▶ **WHAT NEEDS TO BE DONE**: In the records below, find each line with the word "name" and copy it.

·····

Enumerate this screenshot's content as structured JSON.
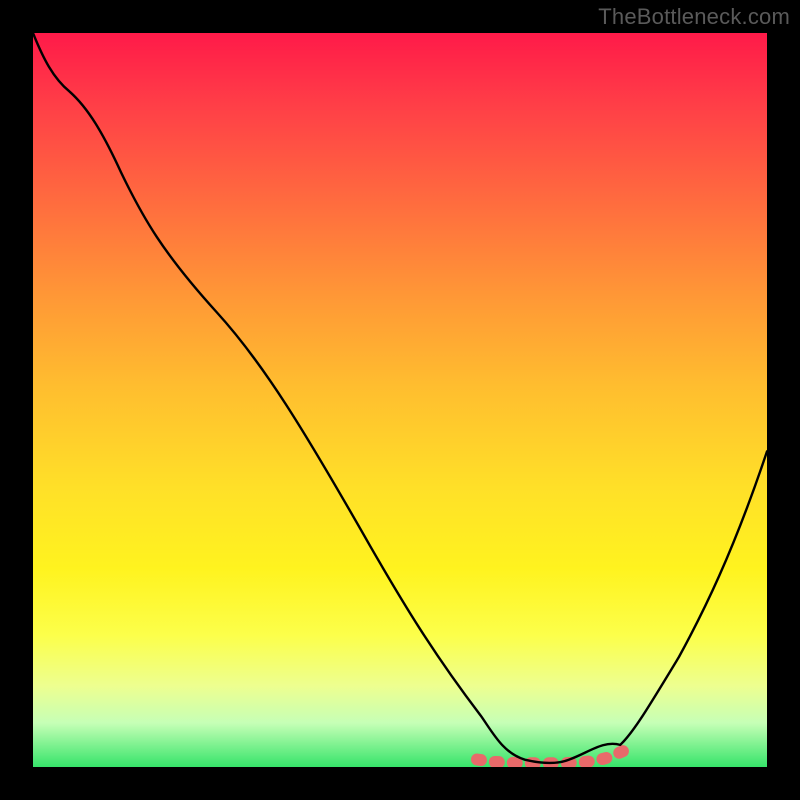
{
  "watermark": "TheBottleneck.com",
  "chart_data": {
    "type": "line",
    "title": "",
    "xlabel": "",
    "ylabel": "",
    "xlim": [
      0,
      100
    ],
    "ylim": [
      0,
      100
    ],
    "grid": false,
    "legend": false,
    "annotations": [],
    "background_gradient": {
      "orientation": "vertical",
      "stops": [
        {
          "pos": 0.0,
          "color": "#ff1a49"
        },
        {
          "pos": 0.24,
          "color": "#ff6f3e"
        },
        {
          "pos": 0.48,
          "color": "#ffbd2f"
        },
        {
          "pos": 0.73,
          "color": "#fff31f"
        },
        {
          "pos": 0.89,
          "color": "#edff90"
        },
        {
          "pos": 1.0,
          "color": "#36e46a"
        }
      ]
    },
    "series": [
      {
        "name": "bottleneck-curve",
        "color": "#000000",
        "x": [
          0.0,
          2.0,
          5.0,
          8.0,
          12.0,
          18.0,
          25.0,
          32.0,
          39.0,
          46.0,
          52.0,
          57.0,
          61.0,
          64.0,
          67.0,
          70.0,
          73.0,
          76.0,
          80.0,
          84.0,
          88.0,
          92.0,
          96.0,
          100.0
        ],
        "y": [
          100.0,
          96.0,
          92.0,
          87.0,
          81.0,
          72.0,
          62.0,
          51.0,
          41.0,
          30.0,
          21.0,
          13.0,
          7.0,
          3.0,
          1.0,
          0.5,
          0.5,
          1.0,
          3.0,
          8.0,
          15.0,
          24.0,
          33.0,
          43.0
        ]
      },
      {
        "name": "optimal-range-markers",
        "color": "#e86a6a",
        "style": "dotted-thick",
        "x": [
          60.5,
          62.5,
          64.5,
          66.5,
          68.5,
          70.5,
          72.5,
          74.5,
          76.5,
          78.5,
          80.5
        ],
        "y": [
          1.0,
          0.7,
          0.6,
          0.5,
          0.5,
          0.5,
          0.5,
          0.6,
          0.8,
          1.3,
          2.2
        ]
      }
    ]
  }
}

·····

▶ **ANSWER IN FULL**:
        "name": "bottleneck-curve",
        "name": "optimal-range-markers",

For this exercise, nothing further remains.